** start Material for this task **

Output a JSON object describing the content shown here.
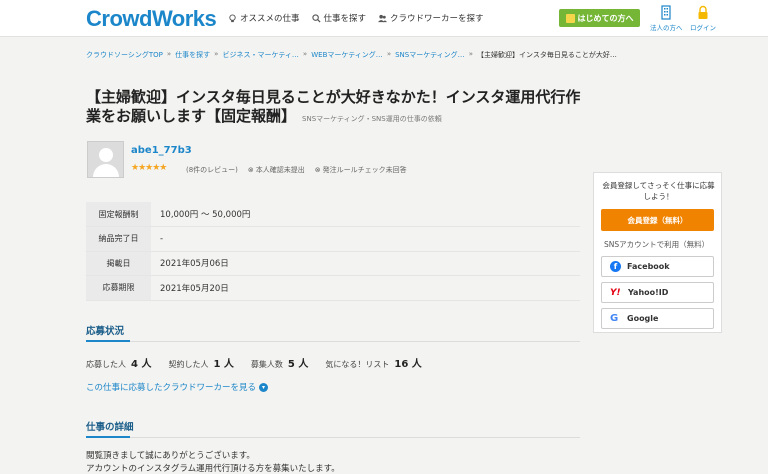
{
  "header": {
    "logo": "CrowdWorks",
    "nav": [
      {
        "label": "オススメの仕事",
        "icon": "bulb-icon"
      },
      {
        "label": "仕事を探す",
        "icon": "search-icon"
      },
      {
        "label": "クラウドワーカーを探す",
        "icon": "users-icon"
      }
    ],
    "start_button": "はじめての方へ",
    "corporate_link": "法人の方へ",
    "login_link": "ログイン"
  },
  "breadcrumb": {
    "items": [
      "クラウドソーシングTOP",
      "仕事を探す",
      "ビジネス・マーケティ…",
      "WEBマーケティング…",
      "SNSマーケティング…"
    ],
    "current": "【主婦歓迎】インスタ毎日見ることが大好…"
  },
  "job": {
    "title": "【主婦歓迎】インスタ毎日見ることが大好きなかた！インスタ運用代行作業をお願いします【固定報酬】",
    "subtitle": "SNSマーケティング・SNS運用の仕事の依頼",
    "client": {
      "name": "abe1_77b3",
      "stars": "★★★★★",
      "reviews": "(8件のレビュー)",
      "identity": "本人確認未提出",
      "rule_check": "発注ルールチェック未回答"
    },
    "info": [
      {
        "label": "固定報酬制",
        "value": "10,000円 〜 50,000円"
      },
      {
        "label": "納品完了日",
        "value": "-"
      },
      {
        "label": "掲載日",
        "value": "2021年05月06日"
      },
      {
        "label": "応募期限",
        "value": "2021年05月20日"
      }
    ]
  },
  "status": {
    "title": "応募状況",
    "items": [
      {
        "label": "応募した人",
        "value": "4 人"
      },
      {
        "label": "契約した人",
        "value": "1 人"
      },
      {
        "label": "募集人数",
        "value": "5 人"
      },
      {
        "label": "気になる！リスト",
        "value": "16 人"
      }
    ],
    "applicants_link": "この仕事に応募したクラウドワーカーを見る"
  },
  "details": {
    "title": "仕事の詳細",
    "lines": [
      "閲覧頂きまして誠にありがとうございます。",
      "アカウントのインスタグラム運用代行頂ける方を募集いたします。"
    ]
  },
  "sidebar": {
    "message": "会員登録してさっそく仕事に応募しよう！",
    "register_button": "会員登録（無料）",
    "sns_label": "SNSアカウントで利用（無料）",
    "facebook": "Facebook",
    "yahoo": "Yahoo!ID",
    "google": "Google"
  },
  "colors": {
    "brand_blue": "#1b86c9",
    "register_orange": "#f08300",
    "start_green": "#75b636",
    "star": "#f5a623"
  }
}
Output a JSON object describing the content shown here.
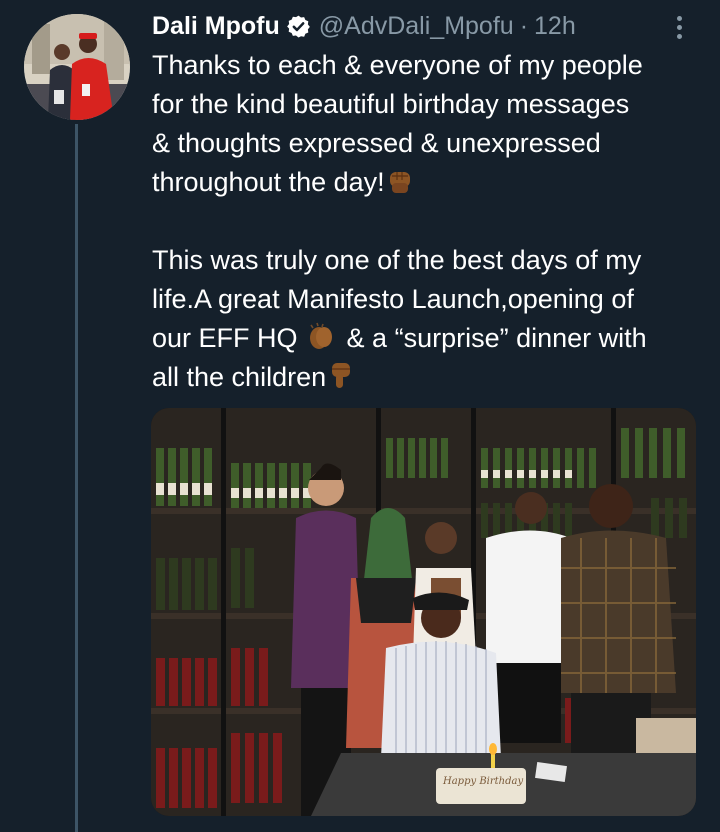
{
  "tweet": {
    "author": {
      "display_name": "Dali Mpofu",
      "handle": "@AdvDali_Mpofu",
      "verified": true,
      "avatar": "profile-photo"
    },
    "separator": "·",
    "time": "12h",
    "more_icon": "more-vertical-icon",
    "lines": {
      "l1": "Thanks to each & everyone of my people",
      "l2": "for the kind beautiful birthday messages",
      "l3": "& thoughts expressed & unexpressed",
      "l4": "throughout the day!",
      "l5": "This was truly one of the best days of my",
      "l6": "life.A great Manifesto Launch,opening of",
      "l7a": "our EFF HQ",
      "l7b": " & a “surprise” dinner with",
      "l8": "all the children"
    },
    "emojis": [
      "raised-fist-dark-skin",
      "clapping-hands-dark-skin",
      "backhand-index-pointing-down-dark-skin"
    ],
    "media": {
      "type": "photo",
      "description_icon": "birthday-dinner-photo",
      "cake_text": "Happy Birthday"
    }
  },
  "colors": {
    "background": "#15202b",
    "primary_text": "#ffffff",
    "secondary_text": "#8899a6",
    "thread_line": "#3d5466",
    "verified_badge": "#ffffff"
  }
}
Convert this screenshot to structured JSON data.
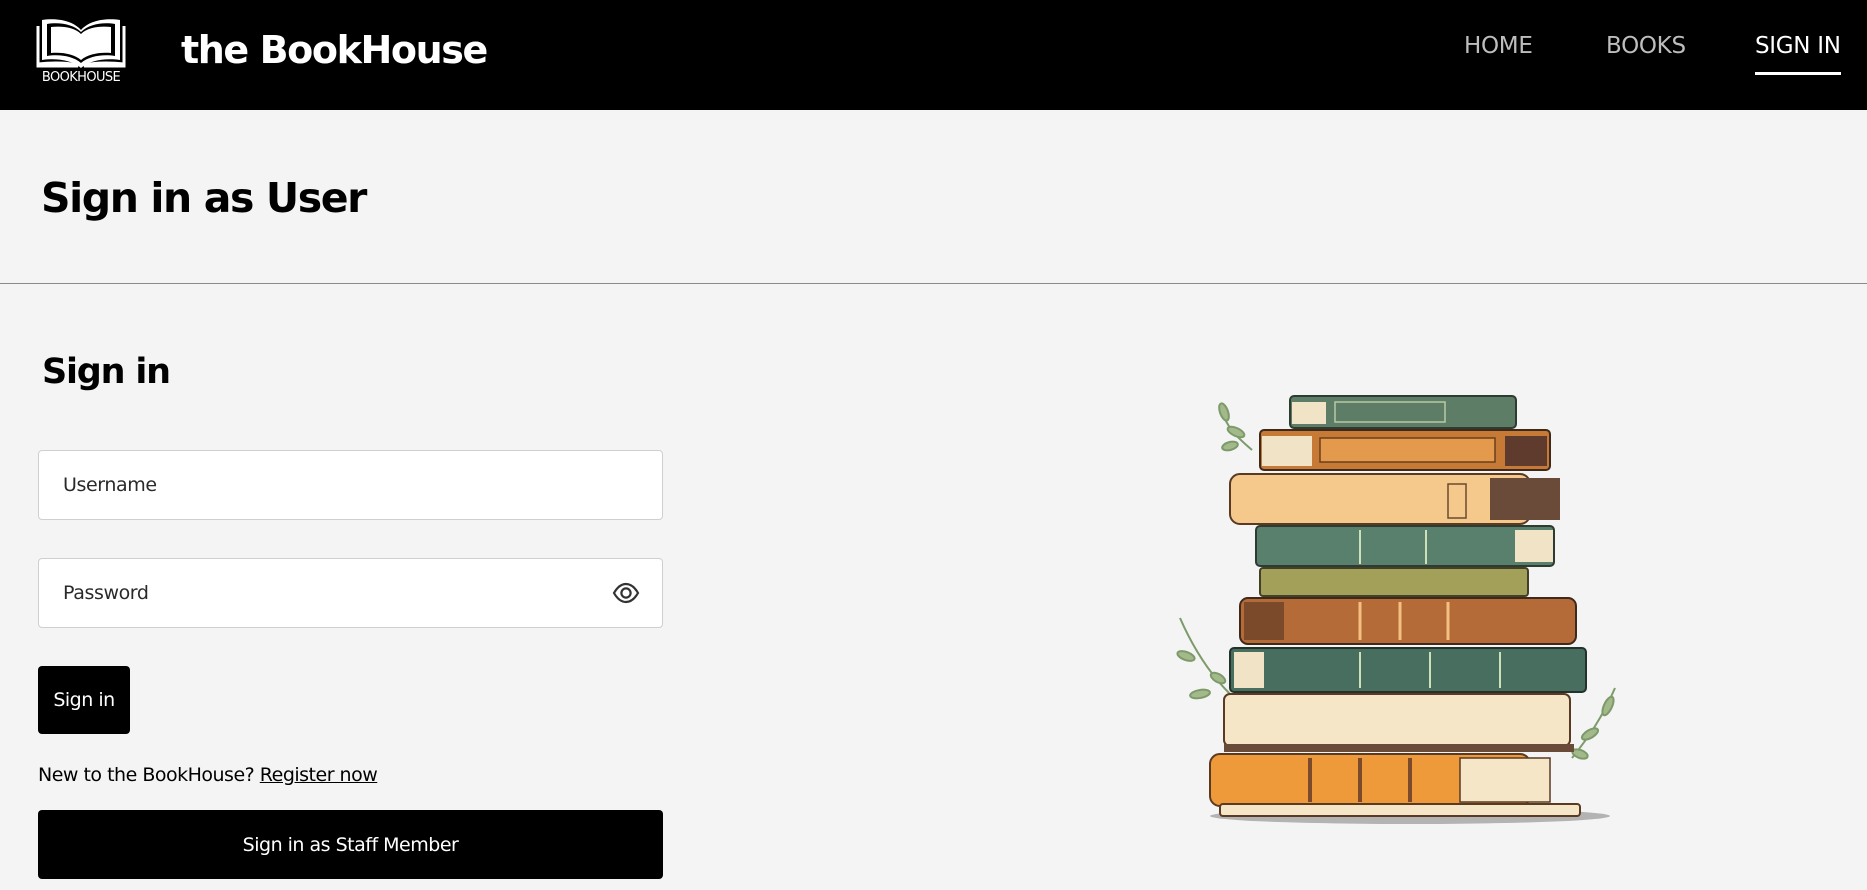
{
  "header": {
    "logo_text": "BOOKHOUSE",
    "site_title": "the BookHouse",
    "nav": [
      {
        "label": "HOME",
        "active": false
      },
      {
        "label": "BOOKS",
        "active": false
      },
      {
        "label": "SIGN IN",
        "active": true
      }
    ]
  },
  "page": {
    "title": "Sign in as User"
  },
  "form": {
    "heading": "Sign in",
    "username_placeholder": "Username",
    "password_placeholder": "Password",
    "show_password_icon": "eye-icon",
    "submit_label": "Sign in",
    "register_prompt": "New to the BookHouse?",
    "register_link": "Register now",
    "staff_button_label": "Sign in as Staff Member"
  },
  "colors": {
    "header_bg": "#000000",
    "page_bg": "#f4f4f4",
    "button_bg": "#000000",
    "nav_inactive": "#bdbdbd",
    "nav_active": "#ffffff"
  }
}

** end Material for this task **

Problem: Copy out all the records exactly, excluding pictures.

Finished exercise:
Output a JSON object describing the content shown here.
{
  "header": {
    "logo": "CrowdWorks",
    "nav": [
      {
        "label": "オススメの仕事",
        "icon": "bulb-icon"
      },
      {
        "label": "仕事を探す",
        "icon": "search-icon"
      },
      {
        "label": "クラウドワーカーを探す",
        "icon": "users-icon"
      }
    ],
    "start_button": "はじめての方へ",
    "corporate_link": "法人の方へ",
    "login_link": "ログイン"
  },
  "breadcrumb": {
    "items": [
      "クラウドソーシングTOP",
      "仕事を探す",
      "ビジネス・マーケティ…",
      "WEBマーケティング…",
      "SNSマーケティング…"
    ],
    "current": "【主婦歓迎】インスタ毎日見ることが大好…"
  },
  "job": {
    "title": "【主婦歓迎】インスタ毎日見ることが大好きなかた！インスタ運用代行作業をお願いします【固定報酬】",
    "subtitle": "SNSマーケティング・SNS運用の仕事の依頼",
    "client": {
      "name": "abe1_77b3",
      "stars": "★★★★★",
      "reviews": "(8件のレビュー)",
      "identity": "本人確認未提出",
      "rule_check": "発注ルールチェック未回答"
    },
    "info": [
      {
        "label": "固定報酬制",
        "value": "10,000円 〜 50,000円"
      },
      {
        "label": "納品完了日",
        "value": "-"
      },
      {
        "label": "掲載日",
        "value": "2021年05月06日"
      },
      {
        "label": "応募期限",
        "value": "2021年05月20日"
      }
    ]
  },
  "status": {
    "title": "応募状況",
    "items": [
      {
        "label": "応募した人",
        "value": "4 人"
      },
      {
        "label": "契約した人",
        "value": "1 人"
      },
      {
        "label": "募集人数",
        "value": "5 人"
      },
      {
        "label": "気になる！リスト",
        "value": "16 人"
      }
    ],
    "applicants_link": "この仕事に応募したクラウドワーカーを見る"
  },
  "details": {
    "title": "仕事の詳細",
    "lines": [
      "閲覧頂きまして誠にありがとうございます。",
      "アカウントのインスタグラム運用代行頂ける方を募集いたします。"
    ]
  },
  "sidebar": {
    "message": "会員登録してさっそく仕事に応募しよう！",
    "register_button": "会員登録（無料）",
    "sns_label": "SNSアカウントで利用（無料）",
    "facebook": "Facebook",
    "yahoo": "Yahoo!ID",
    "google": "Google"
  },
  "colors": {
    "brand_blue": "#1b86c9",
    "register_orange": "#f08300",
    "start_green": "#75b636",
    "star": "#f5a623"
  }
}
Output a JSON object describing the content shown here.
{
  "tweet": {
    "author": {
      "display_name": "Dali Mpofu",
      "handle": "@AdvDali_Mpofu",
      "verified": true,
      "avatar": "profile-photo"
    },
    "separator": "·",
    "time": "12h",
    "more_icon": "more-vertical-icon",
    "lines": {
      "l1": "Thanks to each & everyone of my people",
      "l2": "for the kind beautiful birthday messages",
      "l3": "& thoughts expressed & unexpressed",
      "l4": "throughout the day!",
      "l5": "This was truly one of the best days of my",
      "l6": "life.A great Manifesto Launch,opening of",
      "l7a": "our EFF HQ",
      "l7b": " & a “surprise” dinner with",
      "l8": "all the children"
    },
    "emojis": [
      "raised-fist-dark-skin",
      "clapping-hands-dark-skin",
      "backhand-index-pointing-down-dark-skin"
    ],
    "media": {
      "type": "photo",
      "description_icon": "birthday-dinner-photo",
      "cake_text": "Happy Birthday"
    }
  },
  "colors": {
    "background": "#15202b",
    "primary_text": "#ffffff",
    "secondary_text": "#8899a6",
    "thread_line": "#3d5466",
    "verified_badge": "#ffffff"
  }
}
Convert this screenshot to structured JSON data.
{
  "header": {
    "logo_text": "BOOKHOUSE",
    "site_title": "the BookHouse",
    "nav": [
      {
        "label": "HOME",
        "active": false
      },
      {
        "label": "BOOKS",
        "active": false
      },
      {
        "label": "SIGN IN",
        "active": true
      }
    ]
  },
  "page": {
    "title": "Sign in as User"
  },
  "form": {
    "heading": "Sign in",
    "username_placeholder": "Username",
    "password_placeholder": "Password",
    "show_password_icon": "eye-icon",
    "submit_label": "Sign in",
    "register_prompt": "New to the BookHouse?",
    "register_link": "Register now",
    "staff_button_label": "Sign in as Staff Member"
  },
  "colors": {
    "header_bg": "#000000",
    "page_bg": "#f4f4f4",
    "button_bg": "#000000",
    "nav_inactive": "#bdbdbd",
    "nav_active": "#ffffff"
  }
}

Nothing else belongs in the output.